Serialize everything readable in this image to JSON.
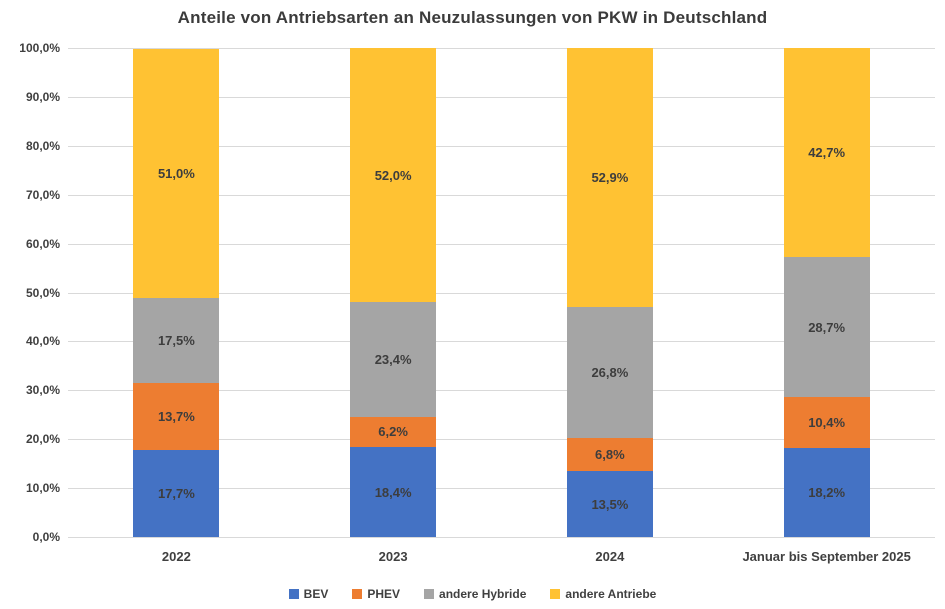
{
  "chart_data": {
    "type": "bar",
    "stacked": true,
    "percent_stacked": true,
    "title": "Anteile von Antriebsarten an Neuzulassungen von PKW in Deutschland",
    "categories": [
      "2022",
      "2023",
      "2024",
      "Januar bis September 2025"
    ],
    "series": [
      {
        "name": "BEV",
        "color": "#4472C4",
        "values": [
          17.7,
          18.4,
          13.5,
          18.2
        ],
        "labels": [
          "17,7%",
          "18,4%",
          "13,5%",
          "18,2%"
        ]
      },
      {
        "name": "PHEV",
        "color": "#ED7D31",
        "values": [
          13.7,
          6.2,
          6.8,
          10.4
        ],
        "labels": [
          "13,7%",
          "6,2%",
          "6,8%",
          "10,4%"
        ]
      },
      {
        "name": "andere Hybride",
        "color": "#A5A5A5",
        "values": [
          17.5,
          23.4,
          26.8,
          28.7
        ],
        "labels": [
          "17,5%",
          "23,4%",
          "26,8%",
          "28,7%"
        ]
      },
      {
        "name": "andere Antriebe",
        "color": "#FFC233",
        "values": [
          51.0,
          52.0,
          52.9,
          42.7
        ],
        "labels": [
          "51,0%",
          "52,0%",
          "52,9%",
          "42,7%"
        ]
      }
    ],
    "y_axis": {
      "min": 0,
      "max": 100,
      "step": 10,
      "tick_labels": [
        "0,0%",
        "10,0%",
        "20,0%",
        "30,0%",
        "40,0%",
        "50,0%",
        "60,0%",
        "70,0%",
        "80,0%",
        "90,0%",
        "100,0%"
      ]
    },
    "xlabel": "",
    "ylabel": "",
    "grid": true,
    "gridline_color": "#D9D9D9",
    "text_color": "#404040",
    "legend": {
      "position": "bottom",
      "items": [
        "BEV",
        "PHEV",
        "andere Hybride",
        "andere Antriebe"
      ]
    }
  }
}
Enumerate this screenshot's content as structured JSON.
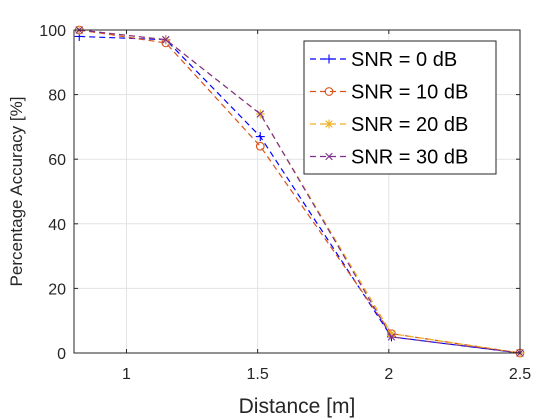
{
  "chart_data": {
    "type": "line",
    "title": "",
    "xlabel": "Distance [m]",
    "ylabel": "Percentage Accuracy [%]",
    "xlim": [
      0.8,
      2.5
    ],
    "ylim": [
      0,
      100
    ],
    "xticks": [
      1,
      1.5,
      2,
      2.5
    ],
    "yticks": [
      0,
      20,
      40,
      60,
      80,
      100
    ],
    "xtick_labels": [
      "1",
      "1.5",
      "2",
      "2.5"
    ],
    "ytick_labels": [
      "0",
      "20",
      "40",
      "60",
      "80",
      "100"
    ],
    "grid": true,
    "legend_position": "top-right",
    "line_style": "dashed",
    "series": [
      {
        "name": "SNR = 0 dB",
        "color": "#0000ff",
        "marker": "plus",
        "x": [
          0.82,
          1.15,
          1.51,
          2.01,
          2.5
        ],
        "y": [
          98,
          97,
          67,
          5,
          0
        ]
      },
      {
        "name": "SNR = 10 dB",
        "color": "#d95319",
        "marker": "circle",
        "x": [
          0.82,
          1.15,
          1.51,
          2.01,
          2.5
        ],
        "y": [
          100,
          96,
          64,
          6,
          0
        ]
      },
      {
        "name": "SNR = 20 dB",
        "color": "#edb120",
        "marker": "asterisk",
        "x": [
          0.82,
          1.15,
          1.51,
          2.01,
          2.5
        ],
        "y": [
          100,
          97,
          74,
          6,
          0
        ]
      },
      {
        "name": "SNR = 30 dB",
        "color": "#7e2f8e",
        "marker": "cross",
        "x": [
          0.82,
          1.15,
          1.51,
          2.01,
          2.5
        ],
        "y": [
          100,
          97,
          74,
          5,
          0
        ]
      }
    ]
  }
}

-------------------------

Find every line in the records that contains the word "true"; copy those lines.

## Task output
    "stacked": true,
    "percent_stacked": true,
    "grid": true,
    "grid": true,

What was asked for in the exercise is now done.